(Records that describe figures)
↓
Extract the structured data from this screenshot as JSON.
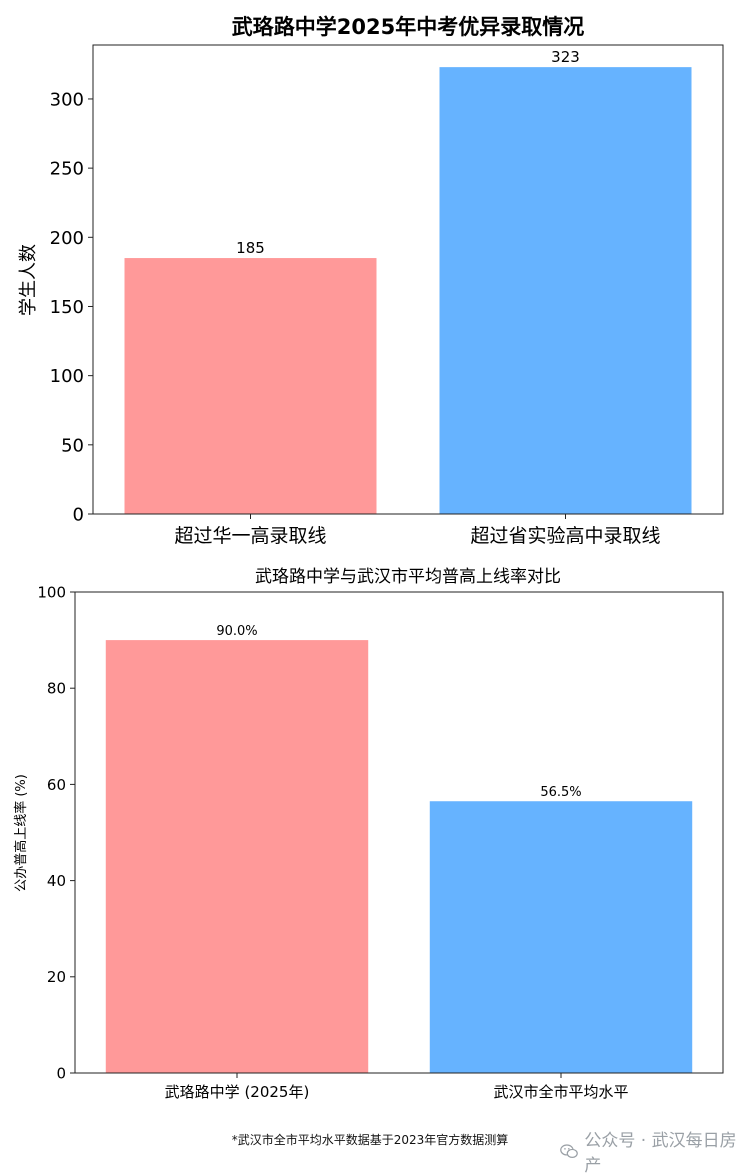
{
  "chart_data": [
    {
      "type": "bar",
      "title": "武珞路中学2025年中考优异录取情况",
      "xlabel": "",
      "ylabel": "学生人数",
      "categories": [
        "超过华一高录取线",
        "超过省实验高中录取线"
      ],
      "values": [
        185,
        323
      ],
      "value_labels": [
        "185",
        "323"
      ],
      "colors": [
        "#ff9999",
        "#66b3ff"
      ],
      "ylim": [
        0,
        339
      ],
      "yticks": [
        "0",
        "50",
        "100",
        "150",
        "200",
        "250",
        "300"
      ],
      "grid": false
    },
    {
      "type": "bar",
      "title": "武珞路中学与武汉市平均普高上线率对比",
      "xlabel": "",
      "ylabel": "公办普高上线率 (%)",
      "categories": [
        "武珞路中学 (2025年)",
        "武汉市全市平均水平"
      ],
      "values": [
        90.0,
        56.5
      ],
      "value_labels": [
        "90.0%",
        "56.5%"
      ],
      "colors": [
        "#ff9999",
        "#66b3ff"
      ],
      "ylim": [
        0,
        100
      ],
      "yticks": [
        "0",
        "20",
        "40",
        "60",
        "80",
        "100"
      ],
      "grid": false
    }
  ],
  "footnote": "*武汉市全市平均水平数据基于2023年官方数据测算",
  "watermark": {
    "icon": "wechat-icon",
    "text": "公众号 · 武汉每日房产",
    "color": "#9aa0a6"
  }
}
↑
▶ _Written exercise_:
Without including the pictures, return each record above exactly as it stands.

▶ _Result_:
Extract the structured data from this screenshot as JSON.
{
  "chart_data": [
    {
      "type": "bar",
      "title": "武珞路中学2025年中考优异录取情况",
      "xlabel": "",
      "ylabel": "学生人数",
      "categories": [
        "超过华一高录取线",
        "超过省实验高中录取线"
      ],
      "values": [
        185,
        323
      ],
      "value_labels": [
        "185",
        "323"
      ],
      "colors": [
        "#ff9999",
        "#66b3ff"
      ],
      "ylim": [
        0,
        339
      ],
      "yticks": [
        "0",
        "50",
        "100",
        "150",
        "200",
        "250",
        "300"
      ],
      "grid": false
    },
    {
      "type": "bar",
      "title": "武珞路中学与武汉市平均普高上线率对比",
      "xlabel": "",
      "ylabel": "公办普高上线率 (%)",
      "categories": [
        "武珞路中学 (2025年)",
        "武汉市全市平均水平"
      ],
      "values": [
        90.0,
        56.5
      ],
      "value_labels": [
        "90.0%",
        "56.5%"
      ],
      "colors": [
        "#ff9999",
        "#66b3ff"
      ],
      "ylim": [
        0,
        100
      ],
      "yticks": [
        "0",
        "20",
        "40",
        "60",
        "80",
        "100"
      ],
      "grid": false
    }
  ],
  "footnote": "*武汉市全市平均水平数据基于2023年官方数据测算",
  "watermark": {
    "icon": "wechat-icon",
    "text": "公众号 · 武汉每日房产",
    "color": "#9aa0a6"
  }
}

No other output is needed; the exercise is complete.